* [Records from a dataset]
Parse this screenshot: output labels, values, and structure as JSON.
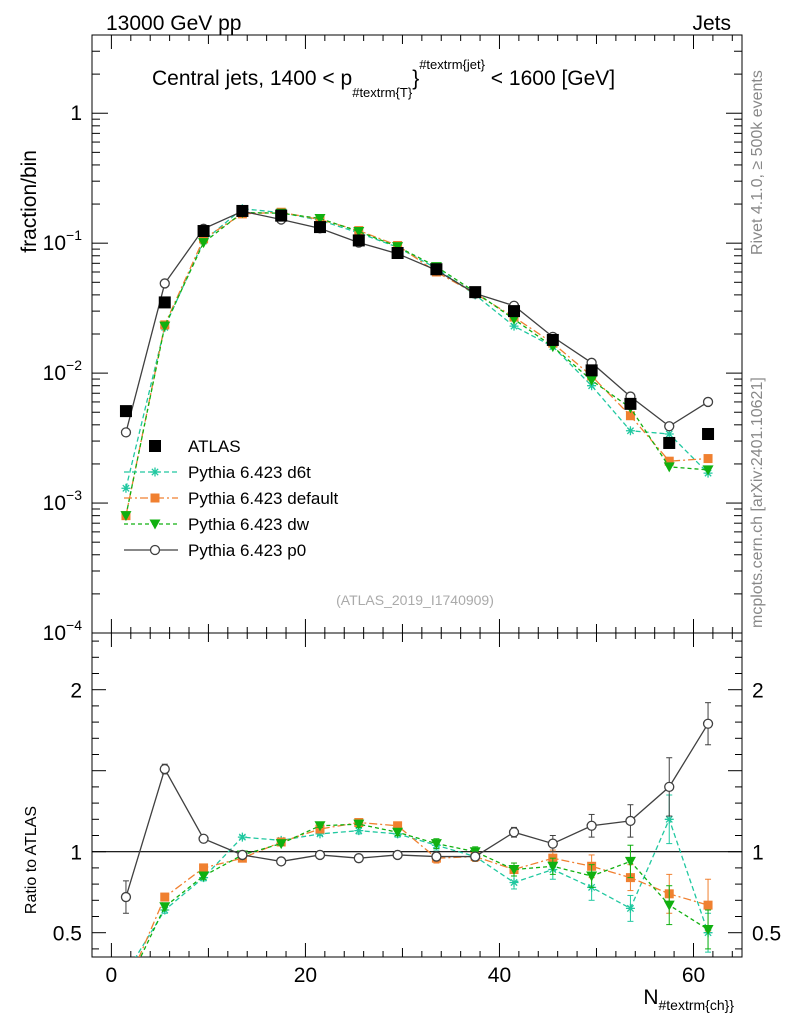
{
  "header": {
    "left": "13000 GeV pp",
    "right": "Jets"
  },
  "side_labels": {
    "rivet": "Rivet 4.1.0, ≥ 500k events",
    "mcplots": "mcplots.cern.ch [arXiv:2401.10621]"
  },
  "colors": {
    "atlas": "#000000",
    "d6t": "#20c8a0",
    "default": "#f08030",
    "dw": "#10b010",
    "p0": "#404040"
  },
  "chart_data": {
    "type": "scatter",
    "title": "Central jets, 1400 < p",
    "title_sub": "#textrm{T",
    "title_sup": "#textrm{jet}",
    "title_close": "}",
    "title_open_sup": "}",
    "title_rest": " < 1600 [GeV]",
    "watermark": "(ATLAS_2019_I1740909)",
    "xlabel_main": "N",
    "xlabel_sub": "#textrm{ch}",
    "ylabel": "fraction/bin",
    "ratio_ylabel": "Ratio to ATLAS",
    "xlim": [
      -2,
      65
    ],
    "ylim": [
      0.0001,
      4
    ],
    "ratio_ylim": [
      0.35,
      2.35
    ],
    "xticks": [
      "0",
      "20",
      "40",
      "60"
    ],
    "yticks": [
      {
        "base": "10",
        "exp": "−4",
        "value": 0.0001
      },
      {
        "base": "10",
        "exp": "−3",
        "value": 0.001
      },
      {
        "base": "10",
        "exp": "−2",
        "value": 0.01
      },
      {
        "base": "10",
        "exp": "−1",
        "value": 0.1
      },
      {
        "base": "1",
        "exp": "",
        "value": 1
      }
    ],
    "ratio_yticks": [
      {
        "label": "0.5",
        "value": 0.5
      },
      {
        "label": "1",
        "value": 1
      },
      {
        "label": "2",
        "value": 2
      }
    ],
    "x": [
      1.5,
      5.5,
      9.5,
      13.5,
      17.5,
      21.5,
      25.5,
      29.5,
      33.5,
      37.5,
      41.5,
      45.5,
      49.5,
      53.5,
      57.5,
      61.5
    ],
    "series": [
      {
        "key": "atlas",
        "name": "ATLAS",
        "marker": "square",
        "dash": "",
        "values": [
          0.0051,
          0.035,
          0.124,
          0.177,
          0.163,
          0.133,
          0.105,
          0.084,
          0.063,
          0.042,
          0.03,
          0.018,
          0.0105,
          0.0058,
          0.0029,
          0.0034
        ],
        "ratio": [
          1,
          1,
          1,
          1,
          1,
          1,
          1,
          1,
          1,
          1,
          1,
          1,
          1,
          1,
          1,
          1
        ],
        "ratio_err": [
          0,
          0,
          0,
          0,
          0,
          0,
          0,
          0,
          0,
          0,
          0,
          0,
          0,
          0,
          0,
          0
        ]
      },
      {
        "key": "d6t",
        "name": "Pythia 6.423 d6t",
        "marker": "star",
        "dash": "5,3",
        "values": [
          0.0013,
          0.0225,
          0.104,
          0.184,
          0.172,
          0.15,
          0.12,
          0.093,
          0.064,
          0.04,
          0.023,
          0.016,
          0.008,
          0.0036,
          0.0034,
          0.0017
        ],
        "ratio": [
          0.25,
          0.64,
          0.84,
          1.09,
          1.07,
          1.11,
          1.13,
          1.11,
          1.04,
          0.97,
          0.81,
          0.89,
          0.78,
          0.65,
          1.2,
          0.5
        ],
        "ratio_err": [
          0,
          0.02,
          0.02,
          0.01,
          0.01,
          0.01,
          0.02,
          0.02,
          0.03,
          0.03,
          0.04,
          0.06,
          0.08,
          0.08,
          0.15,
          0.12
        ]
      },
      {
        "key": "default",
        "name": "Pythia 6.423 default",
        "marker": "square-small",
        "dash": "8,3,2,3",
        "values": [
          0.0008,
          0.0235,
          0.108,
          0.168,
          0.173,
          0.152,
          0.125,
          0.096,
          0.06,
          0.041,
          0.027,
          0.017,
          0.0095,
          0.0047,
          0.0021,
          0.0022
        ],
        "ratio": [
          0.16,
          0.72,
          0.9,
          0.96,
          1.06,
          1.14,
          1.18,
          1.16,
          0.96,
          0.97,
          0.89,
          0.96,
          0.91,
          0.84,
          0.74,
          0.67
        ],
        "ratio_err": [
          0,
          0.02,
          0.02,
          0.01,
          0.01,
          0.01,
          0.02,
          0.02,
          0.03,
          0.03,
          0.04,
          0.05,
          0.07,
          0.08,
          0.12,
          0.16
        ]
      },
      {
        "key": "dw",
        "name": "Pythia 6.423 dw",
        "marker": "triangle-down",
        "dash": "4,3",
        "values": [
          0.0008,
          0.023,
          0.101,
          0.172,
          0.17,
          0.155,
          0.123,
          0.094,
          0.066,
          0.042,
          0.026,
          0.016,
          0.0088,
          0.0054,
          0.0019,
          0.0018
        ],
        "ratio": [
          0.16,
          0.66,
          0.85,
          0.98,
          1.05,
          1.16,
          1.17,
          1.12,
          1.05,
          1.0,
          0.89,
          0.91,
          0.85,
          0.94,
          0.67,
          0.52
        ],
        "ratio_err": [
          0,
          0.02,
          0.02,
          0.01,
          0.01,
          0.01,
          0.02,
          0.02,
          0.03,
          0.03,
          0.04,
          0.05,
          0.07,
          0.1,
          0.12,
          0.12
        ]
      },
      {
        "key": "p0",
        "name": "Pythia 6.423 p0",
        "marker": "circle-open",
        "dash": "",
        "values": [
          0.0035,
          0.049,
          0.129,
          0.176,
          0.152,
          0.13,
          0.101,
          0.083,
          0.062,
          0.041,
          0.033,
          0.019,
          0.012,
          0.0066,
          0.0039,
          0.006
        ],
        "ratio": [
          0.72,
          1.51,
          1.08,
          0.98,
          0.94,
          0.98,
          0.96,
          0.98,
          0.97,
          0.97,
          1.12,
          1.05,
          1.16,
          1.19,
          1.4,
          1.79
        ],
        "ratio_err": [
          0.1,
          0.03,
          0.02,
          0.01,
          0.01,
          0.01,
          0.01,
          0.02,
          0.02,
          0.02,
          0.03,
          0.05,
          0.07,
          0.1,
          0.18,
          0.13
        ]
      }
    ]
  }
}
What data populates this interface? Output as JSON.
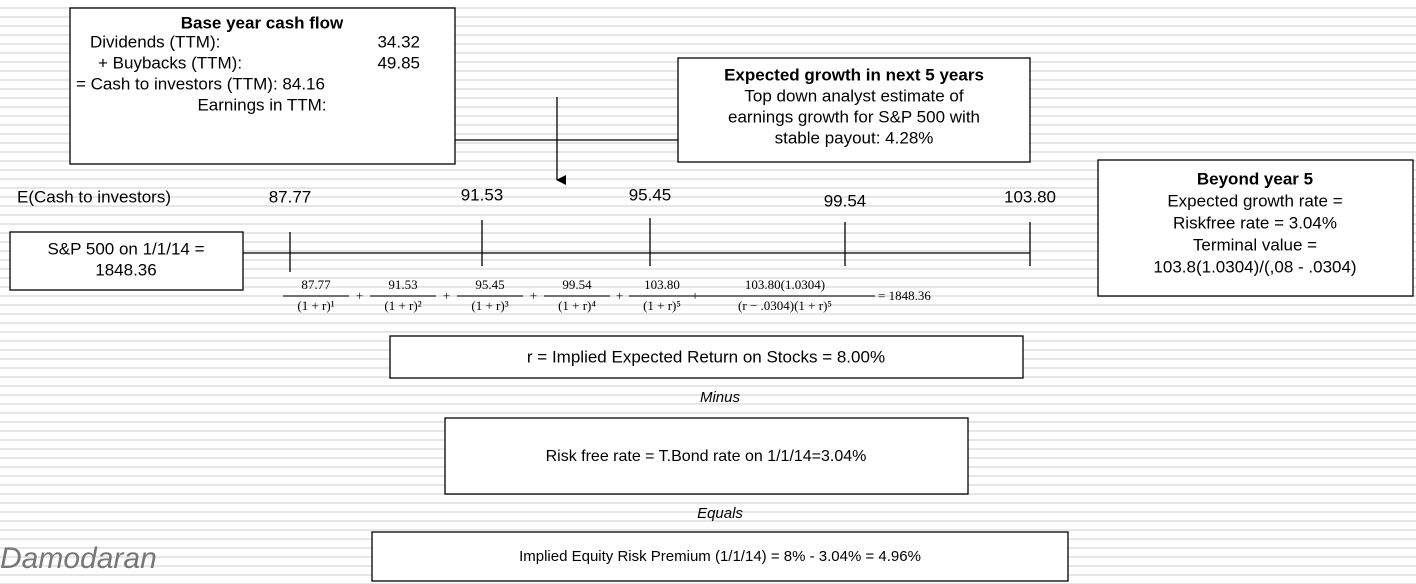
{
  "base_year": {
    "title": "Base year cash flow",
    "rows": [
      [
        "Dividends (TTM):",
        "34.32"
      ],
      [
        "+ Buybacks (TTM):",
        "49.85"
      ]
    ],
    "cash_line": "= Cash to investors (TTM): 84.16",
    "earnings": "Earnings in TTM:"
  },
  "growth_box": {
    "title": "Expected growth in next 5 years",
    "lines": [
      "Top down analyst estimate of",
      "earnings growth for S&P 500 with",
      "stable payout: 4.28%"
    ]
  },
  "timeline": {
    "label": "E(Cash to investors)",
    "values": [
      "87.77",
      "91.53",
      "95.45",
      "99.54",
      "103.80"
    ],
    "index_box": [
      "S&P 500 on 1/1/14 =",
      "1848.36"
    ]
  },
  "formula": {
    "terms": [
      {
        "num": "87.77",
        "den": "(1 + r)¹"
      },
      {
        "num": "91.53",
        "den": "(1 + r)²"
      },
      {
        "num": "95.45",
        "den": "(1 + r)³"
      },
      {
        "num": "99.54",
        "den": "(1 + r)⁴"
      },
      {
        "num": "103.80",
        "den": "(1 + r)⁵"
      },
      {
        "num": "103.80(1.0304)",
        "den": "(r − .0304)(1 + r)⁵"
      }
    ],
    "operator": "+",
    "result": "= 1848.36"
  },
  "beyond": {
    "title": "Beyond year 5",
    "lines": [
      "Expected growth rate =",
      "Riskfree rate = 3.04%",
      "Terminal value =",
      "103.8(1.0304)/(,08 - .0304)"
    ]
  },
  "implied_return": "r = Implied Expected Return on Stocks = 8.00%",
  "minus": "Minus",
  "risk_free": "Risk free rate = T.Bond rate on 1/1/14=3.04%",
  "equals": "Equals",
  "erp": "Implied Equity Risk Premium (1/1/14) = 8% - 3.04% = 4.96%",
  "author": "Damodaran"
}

* [Your objective] With pictures left out, repeat exactly the lines from the line bearing "What data populates" through the final line of the records above.

* [Written response]
What data populates this interface? Output as JSON.
{
  "base_year": {
    "title": "Base year cash flow",
    "rows": [
      [
        "Dividends (TTM):",
        "34.32"
      ],
      [
        "+ Buybacks (TTM):",
        "49.85"
      ]
    ],
    "cash_line": "= Cash to investors (TTM): 84.16",
    "earnings": "Earnings in TTM:"
  },
  "growth_box": {
    "title": "Expected growth in next 5 years",
    "lines": [
      "Top down analyst estimate of",
      "earnings growth for S&P 500 with",
      "stable payout: 4.28%"
    ]
  },
  "timeline": {
    "label": "E(Cash to investors)",
    "values": [
      "87.77",
      "91.53",
      "95.45",
      "99.54",
      "103.80"
    ],
    "index_box": [
      "S&P 500 on 1/1/14 =",
      "1848.36"
    ]
  },
  "formula": {
    "terms": [
      {
        "num": "87.77",
        "den": "(1 + r)¹"
      },
      {
        "num": "91.53",
        "den": "(1 + r)²"
      },
      {
        "num": "95.45",
        "den": "(1 + r)³"
      },
      {
        "num": "99.54",
        "den": "(1 + r)⁴"
      },
      {
        "num": "103.80",
        "den": "(1 + r)⁵"
      },
      {
        "num": "103.80(1.0304)",
        "den": "(r − .0304)(1 + r)⁵"
      }
    ],
    "operator": "+",
    "result": "= 1848.36"
  },
  "beyond": {
    "title": "Beyond year 5",
    "lines": [
      "Expected growth rate =",
      "Riskfree rate = 3.04%",
      "Terminal value =",
      "103.8(1.0304)/(,08 - .0304)"
    ]
  },
  "implied_return": "r = Implied Expected Return on Stocks = 8.00%",
  "minus": "Minus",
  "risk_free": "Risk free rate = T.Bond rate on 1/1/14=3.04%",
  "equals": "Equals",
  "erp": "Implied Equity Risk Premium (1/1/14) = 8% - 3.04% = 4.96%",
  "author": "Damodaran"
}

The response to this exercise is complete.